◆ Task material
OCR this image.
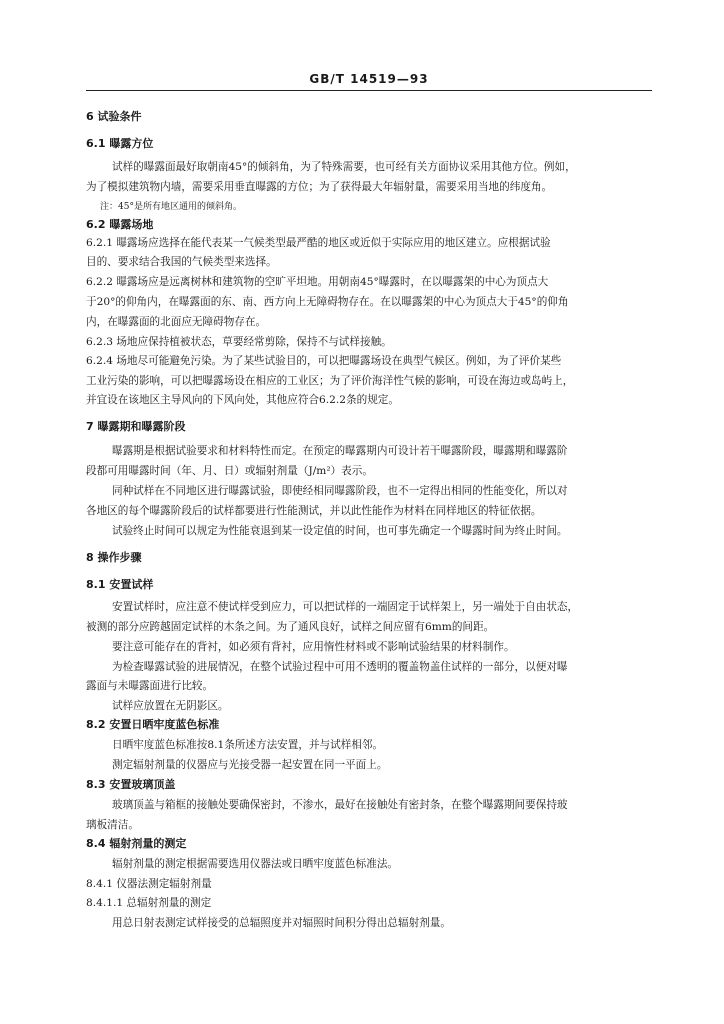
GB/T 14519—93
6 试验条件
6.1 曝露方位
试样的曝露面最好取朝南45°的倾斜角，为了特殊需要，也可经有关方面协议采用其他方位。例如，
为了模拟建筑物内墙，需要采用垂直曝露的方位；为了获得最大年辐射量，需要采用当地的纬度角。
注：45°是所有地区通用的倾斜角。
6.2 曝露场地
6.2.1 曝露场应选择在能代表某一气候类型最严酷的地区或近似于实际应用的地区建立。应根据试验
目的、要求结合我国的气候类型来选择。
6.2.2 曝露场应是远离树林和建筑物的空旷平坦地。用朝南45°曝露时，在以曝露架的中心为顶点大
于20°的仰角内，在曝露面的东、南、西方向上无障碍物存在。在以曝露架的中心为顶点大于45°的仰角
内，在曝露面的北面应无障碍物存在。
6.2.3 场地应保持植被状态，草要经常剪除，保持不与试样接触。
6.2.4 场地尽可能避免污染。为了某些试验目的，可以把曝露场设在典型气候区。例如，为了评价某些
工业污染的影响，可以把曝露场设在相应的工业区；为了评价海洋性气候的影响，可设在海边或岛屿上，
并宜设在该地区主导风向的下风向处，其他应符合6.2.2条的规定。
7 曝露期和曝露阶段
曝露期是根据试验要求和材料特性而定。在预定的曝露期内可设计若干曝露阶段，曝露期和曝露阶
段都可用曝露时间（年、月、日）或辐射剂量（J/m²）表示。
同种试样在不同地区进行曝露试验，即使经相同曝露阶段，也不一定得出相同的性能变化，所以对
各地区的每个曝露阶段后的试样都要进行性能测试，并以此性能作为材料在同样地区的特征依据。
试验终止时间可以规定为性能衰退到某一设定值的时间，也可事先确定一个曝露时间为终止时间。
8 操作步骤
8.1 安置试样
安置试样时，应注意不使试样受到应力，可以把试样的一端固定于试样架上，另一端处于自由状态，
被测的部分应跨越固定试样的木条之间。为了通风良好，试样之间应留有6mm的间距。
要注意可能存在的背衬，如必须有背衬，应用惰性材料或不影响试验结果的材料制作。
为检查曝露试验的进展情况，在整个试验过程中可用不透明的覆盖物盖住试样的一部分，以便对曝
露面与未曝露面进行比较。
试样应放置在无阴影区。
8.2 安置日晒牢度蓝色标准
日晒牢度蓝色标准按8.1条所述方法安置，并与试样相邻。
测定辐射剂量的仪器应与光接受器一起安置在同一平面上。
8.3 安置玻璃顶盖
玻璃顶盖与箱框的接触处要确保密封，不渗水，最好在接触处有密封条，在整个曝露期间要保持玻
璃板清洁。
8.4 辐射剂量的测定
辐射剂量的测定根据需要选用仪器法或日晒牢度蓝色标准法。
8.4.1 仪器法测定辐射剂量
8.4.1.1 总辐射剂量的测定
用总日射表测定试样接受的总辐照度并对辐照时间积分得出总辐射剂量。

◆ Prompt
Exclude the images, then output the data above word for word.

◆ Response
OCR this image.
GB/T 14519—93
6 试验条件
6.1 曝露方位
试样的曝露面最好取朝南45°的倾斜角，为了特殊需要，也可经有关方面协议采用其他方位。例如，
为了模拟建筑物内墙，需要采用垂直曝露的方位；为了获得最大年辐射量，需要采用当地的纬度角。
注：45°是所有地区通用的倾斜角。
6.2 曝露场地
6.2.1 曝露场应选择在能代表某一气候类型最严酷的地区或近似于实际应用的地区建立。应根据试验
目的、要求结合我国的气候类型来选择。
6.2.2 曝露场应是远离树林和建筑物的空旷平坦地。用朝南45°曝露时，在以曝露架的中心为顶点大
于20°的仰角内，在曝露面的东、南、西方向上无障碍物存在。在以曝露架的中心为顶点大于45°的仰角
内，在曝露面的北面应无障碍物存在。
6.2.3 场地应保持植被状态，草要经常剪除，保持不与试样接触。
6.2.4 场地尽可能避免污染。为了某些试验目的，可以把曝露场设在典型气候区。例如，为了评价某些
工业污染的影响，可以把曝露场设在相应的工业区；为了评价海洋性气候的影响，可设在海边或岛屿上，
并宜设在该地区主导风向的下风向处，其他应符合6.2.2条的规定。
7 曝露期和曝露阶段
曝露期是根据试验要求和材料特性而定。在预定的曝露期内可设计若干曝露阶段，曝露期和曝露阶
段都可用曝露时间（年、月、日）或辐射剂量（J/m²）表示。
同种试样在不同地区进行曝露试验，即使经相同曝露阶段，也不一定得出相同的性能变化，所以对
各地区的每个曝露阶段后的试样都要进行性能测试，并以此性能作为材料在同样地区的特征依据。
试验终止时间可以规定为性能衰退到某一设定值的时间，也可事先确定一个曝露时间为终止时间。
8 操作步骤
8.1 安置试样
安置试样时，应注意不使试样受到应力，可以把试样的一端固定于试样架上，另一端处于自由状态，
被测的部分应跨越固定试样的木条之间。为了通风良好，试样之间应留有6mm的间距。
要注意可能存在的背衬，如必须有背衬，应用惰性材料或不影响试验结果的材料制作。
为检查曝露试验的进展情况，在整个试验过程中可用不透明的覆盖物盖住试样的一部分，以便对曝
露面与未曝露面进行比较。
试样应放置在无阴影区。
8.2 安置日晒牢度蓝色标准
日晒牢度蓝色标准按8.1条所述方法安置，并与试样相邻。
测定辐射剂量的仪器应与光接受器一起安置在同一平面上。
8.3 安置玻璃顶盖
玻璃顶盖与箱框的接触处要确保密封，不渗水，最好在接触处有密封条，在整个曝露期间要保持玻
璃板清洁。
8.4 辐射剂量的测定
辐射剂量的测定根据需要选用仪器法或日晒牢度蓝色标准法。
8.4.1 仪器法测定辐射剂量
8.4.1.1 总辐射剂量的测定
用总日射表测定试样接受的总辐照度并对辐照时间积分得出总辐射剂量。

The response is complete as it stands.